### What to produce
Print the lines below word for word, omitting any pictures.

= = = = =

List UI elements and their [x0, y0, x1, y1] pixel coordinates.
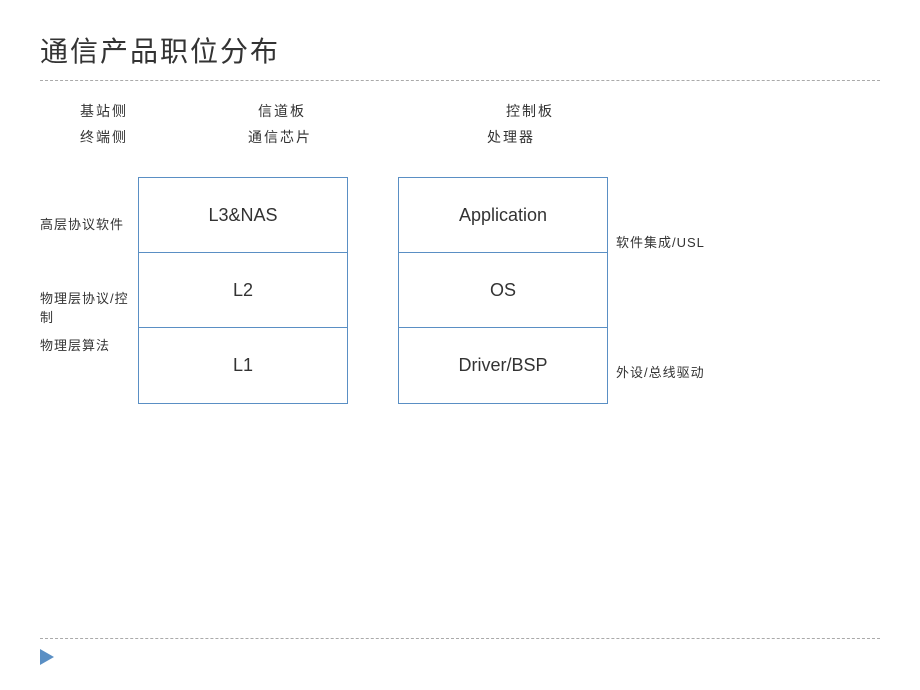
label-chuliji: 处理器: [487, 127, 535, 147]
stack-right-label-1: OS: [490, 280, 516, 301]
left-label-top: 高层协议软件: [40, 178, 130, 258]
right-label-mid: 外设/总线驱动: [616, 315, 716, 385]
footer-divider: [40, 638, 880, 639]
right-labels: 软件集成/USL 外设/总线驱动: [616, 177, 716, 404]
footer-arrow-icon: [40, 649, 54, 665]
label-phy-algo: 物理层算法: [40, 335, 110, 354]
title-divider: [40, 80, 880, 81]
label-xindaoban: 信道板: [258, 101, 306, 121]
stack-right-label-0: Application: [459, 205, 547, 226]
label-high-protocol: 高层协议软件: [40, 214, 124, 233]
stack-left-label-2: L1: [233, 355, 253, 376]
label-kongzhiban: 控制板: [506, 101, 554, 121]
stack-right: Application OS Driver/BSP: [398, 177, 608, 404]
left-labels: 高层协议软件 物理层协议/控制 物理层算法: [40, 177, 130, 404]
stack-left-cell-2: L1: [139, 328, 347, 403]
stack-left-cell-1: L2: [139, 253, 347, 328]
stack-right-cell-0: Application: [399, 178, 607, 253]
label-peripheral: 外设/总线驱动: [616, 362, 705, 381]
left-label-mid: 物理层协议/控制: [40, 260, 130, 330]
boxes-group: L3&NAS L2 L1 Application OS Driver/BSP: [138, 177, 608, 404]
right-label-top: 软件集成/USL: [616, 196, 716, 276]
labels-row-2: 终端侧 通信芯片 处理器: [40, 127, 880, 147]
page: 通信产品职位分布 基站侧 信道板 控制板 终端侧 通信芯片 处理器 高层协议软件…: [0, 0, 920, 690]
label-software-integration: 软件集成/USL: [616, 232, 705, 251]
stack-left-cell-0: L3&NAS: [139, 178, 347, 253]
stack-left-label-0: L3&NAS: [208, 205, 277, 226]
footer-section: [40, 638, 880, 670]
stack-left-label-1: L2: [233, 280, 253, 301]
stack-right-cell-1: OS: [399, 253, 607, 328]
stack-left: L3&NAS L2 L1: [138, 177, 348, 404]
stack-right-label-2: Driver/BSP: [458, 355, 547, 376]
label-jizhan: 基站侧: [80, 101, 128, 121]
stack-right-cell-2: Driver/BSP: [399, 328, 607, 403]
title-section: 通信产品职位分布: [40, 30, 880, 81]
label-zhongduan: 终端侧: [80, 127, 128, 147]
label-phy-protocol: 物理层协议/控制: [40, 288, 130, 326]
label-tongxinxinpian: 通信芯片: [248, 127, 312, 147]
left-label-bot: 物理层算法: [40, 333, 130, 403]
diagram-area: 高层协议软件 物理层协议/控制 物理层算法 L3&NAS L2 L1: [40, 177, 880, 404]
page-title: 通信产品职位分布: [40, 30, 880, 70]
labels-row-1: 基站侧 信道板 控制板: [40, 101, 880, 121]
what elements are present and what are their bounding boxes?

= = = = =

### Response to the exercise
List UI elements and their [x0, y0, x1, y1] pixel coordinates.
label-chuliji: 处理器: [487, 127, 535, 147]
stack-right-label-1: OS: [490, 280, 516, 301]
left-label-top: 高层协议软件: [40, 178, 130, 258]
right-label-mid: 外设/总线驱动: [616, 315, 716, 385]
footer-divider: [40, 638, 880, 639]
right-labels: 软件集成/USL 外设/总线驱动: [616, 177, 716, 404]
footer-arrow-icon: [40, 649, 54, 665]
label-phy-algo: 物理层算法: [40, 335, 110, 354]
title-divider: [40, 80, 880, 81]
label-xindaoban: 信道板: [258, 101, 306, 121]
stack-right-label-0: Application: [459, 205, 547, 226]
label-high-protocol: 高层协议软件: [40, 214, 124, 233]
stack-left-label-2: L1: [233, 355, 253, 376]
label-kongzhiban: 控制板: [506, 101, 554, 121]
stack-right: Application OS Driver/BSP: [398, 177, 608, 404]
left-labels: 高层协议软件 物理层协议/控制 物理层算法: [40, 177, 130, 404]
stack-left-cell-2: L1: [139, 328, 347, 403]
stack-left-cell-1: L2: [139, 253, 347, 328]
stack-right-cell-0: Application: [399, 178, 607, 253]
label-peripheral: 外设/总线驱动: [616, 362, 705, 381]
left-label-mid: 物理层协议/控制: [40, 260, 130, 330]
boxes-group: L3&NAS L2 L1 Application OS Driver/BSP: [138, 177, 608, 404]
right-label-top: 软件集成/USL: [616, 196, 716, 276]
labels-row-2: 终端侧 通信芯片 处理器: [40, 127, 880, 147]
page: 通信产品职位分布 基站侧 信道板 控制板 终端侧 通信芯片 处理器 高层协议软件…: [0, 0, 920, 690]
label-software-integration: 软件集成/USL: [616, 232, 705, 251]
stack-left-cell-0: L3&NAS: [139, 178, 347, 253]
stack-left-label-0: L3&NAS: [208, 205, 277, 226]
footer-section: [40, 638, 880, 670]
stack-left-label-1: L2: [233, 280, 253, 301]
stack-right-cell-1: OS: [399, 253, 607, 328]
stack-left: L3&NAS L2 L1: [138, 177, 348, 404]
stack-right-label-2: Driver/BSP: [458, 355, 547, 376]
label-jizhan: 基站侧: [80, 101, 128, 121]
stack-right-cell-2: Driver/BSP: [399, 328, 607, 403]
title-section: 通信产品职位分布: [40, 30, 880, 81]
label-zhongduan: 终端侧: [80, 127, 128, 147]
label-phy-protocol: 物理层协议/控制: [40, 288, 130, 326]
label-tongxinxinpian: 通信芯片: [248, 127, 312, 147]
left-label-bot: 物理层算法: [40, 333, 130, 403]
diagram-area: 高层协议软件 物理层协议/控制 物理层算法 L3&NAS L2 L1: [40, 177, 880, 404]
page-title: 通信产品职位分布: [40, 30, 880, 70]
labels-row-1: 基站侧 信道板 控制板: [40, 101, 880, 121]
what elements are present and what are their bounding boxes?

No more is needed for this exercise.